Missions were received with mixed opinions from reviewers. Greg Mueller of GameSpot said that they were anticlimactic, while also requiring the player to experiment, which will make them replay the same mission several times. The levels, though, were well designed, according to Mueller. Klett said that there is a variety in missions, but that the objectives are unclear; Stevens said that the overall campaign was interesting. Jeremy Zoss of Game Informer recommended the game to World War II-style games fans. Onyett said that the multiplayer modes make the game more entertaining, while Reed said that whether the game will be fun is up to the number of the players on the server. Klett praised Team Deathmatch modes, noting that it plays smoothly. Luo was disappointed that there was no multiplayer mode for the Windows version.

*****

→ **WORK ITEM**
Extend the passage above on how reviewers received the game, starting after its last sentence.

[Data for recognizing document structure]
*****

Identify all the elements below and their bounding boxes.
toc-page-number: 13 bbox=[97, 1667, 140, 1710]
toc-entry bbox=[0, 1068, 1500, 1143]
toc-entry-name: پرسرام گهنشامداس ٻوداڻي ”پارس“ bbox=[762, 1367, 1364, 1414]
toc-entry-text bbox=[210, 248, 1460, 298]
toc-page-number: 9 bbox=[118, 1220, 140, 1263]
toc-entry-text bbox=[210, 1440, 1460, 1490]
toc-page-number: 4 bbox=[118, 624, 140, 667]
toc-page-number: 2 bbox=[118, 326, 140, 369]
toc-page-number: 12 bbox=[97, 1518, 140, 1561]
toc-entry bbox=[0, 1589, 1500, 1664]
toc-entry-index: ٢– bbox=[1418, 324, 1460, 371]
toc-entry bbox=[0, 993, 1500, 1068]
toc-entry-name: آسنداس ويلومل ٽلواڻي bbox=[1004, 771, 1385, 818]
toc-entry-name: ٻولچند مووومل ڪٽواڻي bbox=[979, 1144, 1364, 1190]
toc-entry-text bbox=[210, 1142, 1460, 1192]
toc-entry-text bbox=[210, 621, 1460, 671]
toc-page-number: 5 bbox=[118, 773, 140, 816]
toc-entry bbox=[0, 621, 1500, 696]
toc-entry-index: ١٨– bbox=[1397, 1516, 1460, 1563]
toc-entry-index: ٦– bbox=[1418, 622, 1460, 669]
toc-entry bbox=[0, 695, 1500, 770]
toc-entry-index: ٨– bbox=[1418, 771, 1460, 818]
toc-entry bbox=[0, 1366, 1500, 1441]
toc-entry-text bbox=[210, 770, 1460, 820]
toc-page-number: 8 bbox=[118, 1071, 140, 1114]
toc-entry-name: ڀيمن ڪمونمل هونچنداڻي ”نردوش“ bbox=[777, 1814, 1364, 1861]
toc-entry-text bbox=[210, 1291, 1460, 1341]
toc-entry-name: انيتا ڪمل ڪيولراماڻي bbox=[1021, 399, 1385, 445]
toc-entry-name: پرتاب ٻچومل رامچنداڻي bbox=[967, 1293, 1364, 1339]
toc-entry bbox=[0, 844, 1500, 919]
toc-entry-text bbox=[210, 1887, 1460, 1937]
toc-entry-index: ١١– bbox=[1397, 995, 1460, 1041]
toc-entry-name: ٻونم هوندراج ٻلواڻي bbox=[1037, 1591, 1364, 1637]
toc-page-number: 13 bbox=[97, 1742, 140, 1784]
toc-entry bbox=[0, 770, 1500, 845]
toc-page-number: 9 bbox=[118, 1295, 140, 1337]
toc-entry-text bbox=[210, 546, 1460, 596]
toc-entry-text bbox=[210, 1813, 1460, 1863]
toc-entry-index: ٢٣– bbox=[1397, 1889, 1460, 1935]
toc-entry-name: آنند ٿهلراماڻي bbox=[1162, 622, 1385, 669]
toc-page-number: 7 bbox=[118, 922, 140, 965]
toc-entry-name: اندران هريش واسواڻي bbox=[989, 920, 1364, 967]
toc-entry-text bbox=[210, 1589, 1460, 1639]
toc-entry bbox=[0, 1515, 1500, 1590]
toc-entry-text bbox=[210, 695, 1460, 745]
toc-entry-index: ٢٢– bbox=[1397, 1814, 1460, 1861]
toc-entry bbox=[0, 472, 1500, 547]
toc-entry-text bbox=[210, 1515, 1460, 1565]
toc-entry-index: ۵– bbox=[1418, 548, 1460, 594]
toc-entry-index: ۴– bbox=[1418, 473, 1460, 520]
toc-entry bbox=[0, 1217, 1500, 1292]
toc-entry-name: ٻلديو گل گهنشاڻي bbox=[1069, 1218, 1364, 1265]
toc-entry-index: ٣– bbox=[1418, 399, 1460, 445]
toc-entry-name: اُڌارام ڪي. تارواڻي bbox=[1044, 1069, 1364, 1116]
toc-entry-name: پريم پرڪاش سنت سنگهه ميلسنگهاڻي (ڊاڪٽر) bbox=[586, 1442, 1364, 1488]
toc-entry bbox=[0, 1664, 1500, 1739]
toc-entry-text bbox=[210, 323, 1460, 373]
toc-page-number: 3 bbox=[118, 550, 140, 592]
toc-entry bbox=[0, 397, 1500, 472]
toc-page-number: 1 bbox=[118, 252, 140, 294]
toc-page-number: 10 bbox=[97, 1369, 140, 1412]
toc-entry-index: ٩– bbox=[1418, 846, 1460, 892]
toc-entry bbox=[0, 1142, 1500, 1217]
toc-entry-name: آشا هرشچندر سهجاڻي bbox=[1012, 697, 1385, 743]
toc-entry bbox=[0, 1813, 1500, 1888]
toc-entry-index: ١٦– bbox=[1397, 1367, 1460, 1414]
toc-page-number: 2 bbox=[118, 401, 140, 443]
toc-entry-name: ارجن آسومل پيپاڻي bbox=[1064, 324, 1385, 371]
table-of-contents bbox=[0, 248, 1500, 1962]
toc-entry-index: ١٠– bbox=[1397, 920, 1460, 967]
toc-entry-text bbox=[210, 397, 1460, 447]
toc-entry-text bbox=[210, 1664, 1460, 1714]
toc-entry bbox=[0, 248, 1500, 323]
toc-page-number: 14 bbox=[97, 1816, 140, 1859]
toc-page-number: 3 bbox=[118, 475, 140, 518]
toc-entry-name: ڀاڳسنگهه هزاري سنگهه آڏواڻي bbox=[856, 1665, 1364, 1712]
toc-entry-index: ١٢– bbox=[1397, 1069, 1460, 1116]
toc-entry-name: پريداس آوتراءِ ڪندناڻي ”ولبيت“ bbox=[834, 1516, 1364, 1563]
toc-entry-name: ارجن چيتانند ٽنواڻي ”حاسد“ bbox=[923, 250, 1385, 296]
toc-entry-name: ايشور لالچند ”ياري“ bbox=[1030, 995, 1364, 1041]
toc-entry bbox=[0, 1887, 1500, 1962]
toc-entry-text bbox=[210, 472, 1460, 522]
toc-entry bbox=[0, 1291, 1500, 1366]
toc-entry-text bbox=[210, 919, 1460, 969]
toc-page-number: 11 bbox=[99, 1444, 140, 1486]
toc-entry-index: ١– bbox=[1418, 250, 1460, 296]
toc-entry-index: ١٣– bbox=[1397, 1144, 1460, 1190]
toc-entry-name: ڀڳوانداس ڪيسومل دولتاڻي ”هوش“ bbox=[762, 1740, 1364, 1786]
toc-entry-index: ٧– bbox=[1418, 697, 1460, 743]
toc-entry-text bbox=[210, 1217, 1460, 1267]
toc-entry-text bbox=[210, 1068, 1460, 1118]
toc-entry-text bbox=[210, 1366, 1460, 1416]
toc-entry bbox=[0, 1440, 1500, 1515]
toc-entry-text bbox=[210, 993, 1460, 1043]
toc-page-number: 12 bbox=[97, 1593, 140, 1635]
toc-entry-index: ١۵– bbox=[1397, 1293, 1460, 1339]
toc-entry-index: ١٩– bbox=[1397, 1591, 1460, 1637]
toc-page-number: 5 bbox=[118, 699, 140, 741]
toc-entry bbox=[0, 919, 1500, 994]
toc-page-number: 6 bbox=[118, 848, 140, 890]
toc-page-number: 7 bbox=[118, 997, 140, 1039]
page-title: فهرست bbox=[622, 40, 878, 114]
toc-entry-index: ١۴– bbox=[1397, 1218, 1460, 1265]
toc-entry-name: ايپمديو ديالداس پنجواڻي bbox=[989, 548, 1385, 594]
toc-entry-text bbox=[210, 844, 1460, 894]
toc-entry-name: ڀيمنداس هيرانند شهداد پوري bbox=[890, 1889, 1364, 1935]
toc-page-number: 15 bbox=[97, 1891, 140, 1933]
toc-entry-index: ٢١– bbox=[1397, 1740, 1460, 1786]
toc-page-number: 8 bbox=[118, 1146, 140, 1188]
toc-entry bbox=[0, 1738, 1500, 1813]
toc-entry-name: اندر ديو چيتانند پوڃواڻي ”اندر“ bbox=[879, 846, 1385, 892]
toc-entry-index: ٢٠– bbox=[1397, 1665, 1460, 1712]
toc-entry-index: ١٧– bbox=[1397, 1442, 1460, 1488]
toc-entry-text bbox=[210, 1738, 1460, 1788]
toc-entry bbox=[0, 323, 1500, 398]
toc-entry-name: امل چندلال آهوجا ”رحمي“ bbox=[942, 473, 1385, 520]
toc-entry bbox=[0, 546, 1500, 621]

*****

→ **SOLVED PROBLEM**
Sniping mechanics were also commended by reviewers. Onyett described the slow motion effect as fun, saying that it makes the player wanting to complete more frustrating parts to see the effect again, while Ocampo described the sniping mechanics as very detailed, noting that the player has to calculate their heart rate, breathing, and posture, while also praising the slow motion effect when sniping. Tim Stevens of G4 described the sniping mechanics as realistic, noting that the game "requires actual patience" due to the challenging gameplay. Reed praised the overall mechanics of the sniper rifle. Weigand commended the controls.

The AI system was well received by reviewers. Mueller wrote that the AI system is sometimes "too intelligent", noting that they run for cover and cooperate with other enemies, while Reed wrote that the AI is far more convincing than other those in other shooting games and that the enemies are intelligent, making the gameplay challening to the player.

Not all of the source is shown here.